● Problem statement: Your answer should be one number: the count of lines in these entries that hold the word "Cortex".

Figure record extracts
»»

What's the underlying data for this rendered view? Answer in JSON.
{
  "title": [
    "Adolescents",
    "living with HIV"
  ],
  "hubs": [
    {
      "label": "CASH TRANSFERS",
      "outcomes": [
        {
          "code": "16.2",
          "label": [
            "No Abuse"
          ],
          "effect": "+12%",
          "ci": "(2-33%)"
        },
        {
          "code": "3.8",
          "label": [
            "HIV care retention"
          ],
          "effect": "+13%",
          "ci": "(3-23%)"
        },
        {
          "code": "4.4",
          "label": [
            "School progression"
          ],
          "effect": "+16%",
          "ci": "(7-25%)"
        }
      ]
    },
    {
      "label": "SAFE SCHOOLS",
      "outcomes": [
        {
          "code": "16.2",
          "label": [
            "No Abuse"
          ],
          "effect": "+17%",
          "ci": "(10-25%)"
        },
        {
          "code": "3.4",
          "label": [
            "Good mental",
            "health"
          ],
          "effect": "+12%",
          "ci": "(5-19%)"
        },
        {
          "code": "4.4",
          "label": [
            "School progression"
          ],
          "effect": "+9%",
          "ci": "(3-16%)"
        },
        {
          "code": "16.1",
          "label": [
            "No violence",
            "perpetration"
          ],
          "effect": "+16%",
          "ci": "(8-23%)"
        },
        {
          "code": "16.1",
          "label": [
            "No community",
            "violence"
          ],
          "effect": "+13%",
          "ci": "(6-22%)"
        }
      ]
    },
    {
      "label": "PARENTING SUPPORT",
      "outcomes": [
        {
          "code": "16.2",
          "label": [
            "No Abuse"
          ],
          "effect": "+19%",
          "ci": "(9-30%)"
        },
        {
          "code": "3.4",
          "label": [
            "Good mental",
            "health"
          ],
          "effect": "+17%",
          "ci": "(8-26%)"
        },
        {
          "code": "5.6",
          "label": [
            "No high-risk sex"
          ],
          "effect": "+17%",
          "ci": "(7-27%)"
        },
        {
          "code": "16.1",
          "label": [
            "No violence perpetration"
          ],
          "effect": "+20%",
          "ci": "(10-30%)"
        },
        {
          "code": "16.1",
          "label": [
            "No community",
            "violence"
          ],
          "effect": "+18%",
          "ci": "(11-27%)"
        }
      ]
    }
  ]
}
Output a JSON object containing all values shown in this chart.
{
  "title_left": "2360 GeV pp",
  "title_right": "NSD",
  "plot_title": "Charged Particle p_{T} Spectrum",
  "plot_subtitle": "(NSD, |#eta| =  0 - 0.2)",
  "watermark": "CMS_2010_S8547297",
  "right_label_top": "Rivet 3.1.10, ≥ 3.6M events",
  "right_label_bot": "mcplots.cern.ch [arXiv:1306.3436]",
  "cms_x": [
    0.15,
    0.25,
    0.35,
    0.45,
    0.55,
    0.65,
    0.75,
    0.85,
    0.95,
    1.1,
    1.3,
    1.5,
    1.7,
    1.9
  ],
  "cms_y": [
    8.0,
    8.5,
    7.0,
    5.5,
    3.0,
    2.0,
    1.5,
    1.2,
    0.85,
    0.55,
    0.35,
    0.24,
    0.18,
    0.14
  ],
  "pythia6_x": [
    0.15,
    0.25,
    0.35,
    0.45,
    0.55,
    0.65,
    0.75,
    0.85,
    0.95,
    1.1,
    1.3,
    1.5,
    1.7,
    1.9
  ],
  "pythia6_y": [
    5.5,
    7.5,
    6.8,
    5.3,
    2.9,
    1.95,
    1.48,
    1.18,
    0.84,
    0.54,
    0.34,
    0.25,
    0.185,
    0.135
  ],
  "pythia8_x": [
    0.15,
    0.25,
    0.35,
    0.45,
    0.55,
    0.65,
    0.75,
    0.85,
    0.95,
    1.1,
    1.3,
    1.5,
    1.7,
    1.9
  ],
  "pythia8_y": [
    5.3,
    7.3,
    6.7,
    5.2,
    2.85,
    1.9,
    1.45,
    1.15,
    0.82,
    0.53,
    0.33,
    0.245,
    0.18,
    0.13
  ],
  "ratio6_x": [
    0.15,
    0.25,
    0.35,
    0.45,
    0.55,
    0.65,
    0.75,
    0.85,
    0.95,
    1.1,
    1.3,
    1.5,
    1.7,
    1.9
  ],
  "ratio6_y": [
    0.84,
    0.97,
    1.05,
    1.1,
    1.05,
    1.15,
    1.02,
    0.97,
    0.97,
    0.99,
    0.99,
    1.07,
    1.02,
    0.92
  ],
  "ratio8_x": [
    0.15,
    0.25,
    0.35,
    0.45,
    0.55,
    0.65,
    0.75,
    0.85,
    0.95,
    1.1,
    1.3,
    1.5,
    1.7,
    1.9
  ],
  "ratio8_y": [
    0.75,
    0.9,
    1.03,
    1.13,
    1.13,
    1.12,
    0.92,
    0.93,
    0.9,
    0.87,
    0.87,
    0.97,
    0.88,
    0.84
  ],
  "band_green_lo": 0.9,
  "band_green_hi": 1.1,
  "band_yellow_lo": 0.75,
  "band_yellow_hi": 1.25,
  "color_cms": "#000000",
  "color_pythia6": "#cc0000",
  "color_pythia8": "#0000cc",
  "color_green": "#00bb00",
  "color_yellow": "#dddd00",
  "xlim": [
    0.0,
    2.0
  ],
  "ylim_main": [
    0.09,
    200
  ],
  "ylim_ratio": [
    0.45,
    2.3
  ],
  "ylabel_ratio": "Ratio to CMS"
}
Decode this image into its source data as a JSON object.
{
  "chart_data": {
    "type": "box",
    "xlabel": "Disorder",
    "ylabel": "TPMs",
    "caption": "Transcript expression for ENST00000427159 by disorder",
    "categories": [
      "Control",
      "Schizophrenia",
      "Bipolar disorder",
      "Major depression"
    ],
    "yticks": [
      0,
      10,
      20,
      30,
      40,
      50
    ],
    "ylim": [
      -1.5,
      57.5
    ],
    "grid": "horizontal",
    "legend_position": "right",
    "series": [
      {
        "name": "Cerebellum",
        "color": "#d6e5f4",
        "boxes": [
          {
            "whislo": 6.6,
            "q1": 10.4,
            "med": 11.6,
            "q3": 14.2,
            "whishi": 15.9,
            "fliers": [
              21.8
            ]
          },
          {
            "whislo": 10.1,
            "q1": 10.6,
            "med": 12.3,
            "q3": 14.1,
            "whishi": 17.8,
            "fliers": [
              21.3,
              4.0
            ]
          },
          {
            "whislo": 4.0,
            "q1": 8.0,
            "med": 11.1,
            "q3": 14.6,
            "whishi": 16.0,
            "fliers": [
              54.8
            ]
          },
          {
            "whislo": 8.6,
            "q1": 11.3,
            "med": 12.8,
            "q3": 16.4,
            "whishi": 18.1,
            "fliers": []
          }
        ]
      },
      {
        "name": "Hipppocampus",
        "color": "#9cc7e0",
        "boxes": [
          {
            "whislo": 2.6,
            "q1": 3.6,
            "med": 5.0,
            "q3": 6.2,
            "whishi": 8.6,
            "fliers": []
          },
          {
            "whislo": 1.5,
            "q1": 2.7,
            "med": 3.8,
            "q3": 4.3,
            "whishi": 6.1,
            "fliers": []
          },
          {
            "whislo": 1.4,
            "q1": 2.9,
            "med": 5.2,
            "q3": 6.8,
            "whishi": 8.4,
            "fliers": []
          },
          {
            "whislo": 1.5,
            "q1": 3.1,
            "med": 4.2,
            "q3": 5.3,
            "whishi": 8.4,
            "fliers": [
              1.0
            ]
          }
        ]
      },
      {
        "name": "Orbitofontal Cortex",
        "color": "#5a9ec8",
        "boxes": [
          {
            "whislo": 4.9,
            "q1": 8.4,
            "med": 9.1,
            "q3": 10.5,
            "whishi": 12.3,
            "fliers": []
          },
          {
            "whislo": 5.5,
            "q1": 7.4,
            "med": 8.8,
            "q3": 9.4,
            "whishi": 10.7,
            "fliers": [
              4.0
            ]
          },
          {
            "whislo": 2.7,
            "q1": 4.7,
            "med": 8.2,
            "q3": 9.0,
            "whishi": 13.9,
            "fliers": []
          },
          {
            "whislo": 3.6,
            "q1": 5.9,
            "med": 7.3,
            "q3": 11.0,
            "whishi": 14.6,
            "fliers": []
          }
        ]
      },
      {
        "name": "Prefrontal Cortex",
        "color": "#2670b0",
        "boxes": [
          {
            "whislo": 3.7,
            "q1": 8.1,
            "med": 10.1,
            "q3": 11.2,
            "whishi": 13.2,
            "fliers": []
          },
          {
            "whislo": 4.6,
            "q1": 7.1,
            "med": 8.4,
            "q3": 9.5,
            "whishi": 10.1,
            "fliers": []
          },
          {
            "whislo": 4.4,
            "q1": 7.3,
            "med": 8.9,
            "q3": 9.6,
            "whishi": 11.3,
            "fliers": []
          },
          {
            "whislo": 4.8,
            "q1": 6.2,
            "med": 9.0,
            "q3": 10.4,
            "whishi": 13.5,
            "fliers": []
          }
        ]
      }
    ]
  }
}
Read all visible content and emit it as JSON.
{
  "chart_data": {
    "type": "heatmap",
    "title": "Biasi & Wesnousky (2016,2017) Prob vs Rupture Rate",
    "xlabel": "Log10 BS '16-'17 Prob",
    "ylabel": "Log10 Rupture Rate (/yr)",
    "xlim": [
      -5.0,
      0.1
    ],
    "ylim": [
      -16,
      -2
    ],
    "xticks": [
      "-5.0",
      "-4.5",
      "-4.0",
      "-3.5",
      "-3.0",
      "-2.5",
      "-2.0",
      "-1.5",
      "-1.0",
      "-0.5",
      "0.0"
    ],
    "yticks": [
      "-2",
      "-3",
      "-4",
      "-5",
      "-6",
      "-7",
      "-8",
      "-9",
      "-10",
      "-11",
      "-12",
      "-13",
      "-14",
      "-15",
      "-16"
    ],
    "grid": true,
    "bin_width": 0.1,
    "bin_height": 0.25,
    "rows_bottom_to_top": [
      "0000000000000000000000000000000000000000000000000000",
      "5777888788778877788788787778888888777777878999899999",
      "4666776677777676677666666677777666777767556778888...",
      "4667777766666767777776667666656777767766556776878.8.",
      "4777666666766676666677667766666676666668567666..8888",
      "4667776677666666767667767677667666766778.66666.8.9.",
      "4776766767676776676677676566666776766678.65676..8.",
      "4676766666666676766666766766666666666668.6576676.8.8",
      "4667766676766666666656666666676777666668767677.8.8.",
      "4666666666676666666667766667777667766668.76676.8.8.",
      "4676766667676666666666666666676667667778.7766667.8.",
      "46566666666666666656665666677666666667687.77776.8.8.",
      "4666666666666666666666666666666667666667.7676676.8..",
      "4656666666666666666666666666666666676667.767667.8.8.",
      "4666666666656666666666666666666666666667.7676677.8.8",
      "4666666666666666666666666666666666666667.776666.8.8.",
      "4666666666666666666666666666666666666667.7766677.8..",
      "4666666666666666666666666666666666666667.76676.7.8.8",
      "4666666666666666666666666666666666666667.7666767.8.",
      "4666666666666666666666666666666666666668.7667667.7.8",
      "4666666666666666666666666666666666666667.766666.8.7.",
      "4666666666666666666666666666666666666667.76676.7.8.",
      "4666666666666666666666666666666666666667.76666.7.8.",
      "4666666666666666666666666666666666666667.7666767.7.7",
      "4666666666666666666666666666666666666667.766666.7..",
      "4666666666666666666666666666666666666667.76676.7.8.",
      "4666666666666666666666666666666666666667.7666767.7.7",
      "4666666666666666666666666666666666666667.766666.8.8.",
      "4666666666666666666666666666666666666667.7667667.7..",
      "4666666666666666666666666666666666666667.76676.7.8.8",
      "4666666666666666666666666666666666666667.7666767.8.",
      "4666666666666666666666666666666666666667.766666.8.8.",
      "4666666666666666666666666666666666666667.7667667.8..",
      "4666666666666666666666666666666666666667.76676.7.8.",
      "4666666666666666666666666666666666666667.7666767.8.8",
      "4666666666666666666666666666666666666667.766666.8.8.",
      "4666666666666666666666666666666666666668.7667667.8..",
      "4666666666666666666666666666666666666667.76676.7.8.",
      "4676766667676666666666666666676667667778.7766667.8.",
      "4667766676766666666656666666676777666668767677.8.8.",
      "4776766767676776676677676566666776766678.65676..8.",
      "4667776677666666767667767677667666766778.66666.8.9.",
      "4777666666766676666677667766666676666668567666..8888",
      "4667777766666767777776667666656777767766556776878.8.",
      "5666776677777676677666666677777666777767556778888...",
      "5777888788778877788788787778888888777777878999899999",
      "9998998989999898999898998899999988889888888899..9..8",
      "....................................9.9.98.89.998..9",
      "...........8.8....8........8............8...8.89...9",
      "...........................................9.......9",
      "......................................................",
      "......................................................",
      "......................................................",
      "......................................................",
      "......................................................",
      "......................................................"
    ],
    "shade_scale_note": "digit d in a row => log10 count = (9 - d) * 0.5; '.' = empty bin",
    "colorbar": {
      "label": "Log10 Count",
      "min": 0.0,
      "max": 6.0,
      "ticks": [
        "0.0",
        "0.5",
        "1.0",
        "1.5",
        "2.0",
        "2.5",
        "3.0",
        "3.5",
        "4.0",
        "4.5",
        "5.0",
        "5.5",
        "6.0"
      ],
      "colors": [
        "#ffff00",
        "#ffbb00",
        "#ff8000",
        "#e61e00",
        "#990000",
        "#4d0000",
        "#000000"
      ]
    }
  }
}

««

● Task output: 2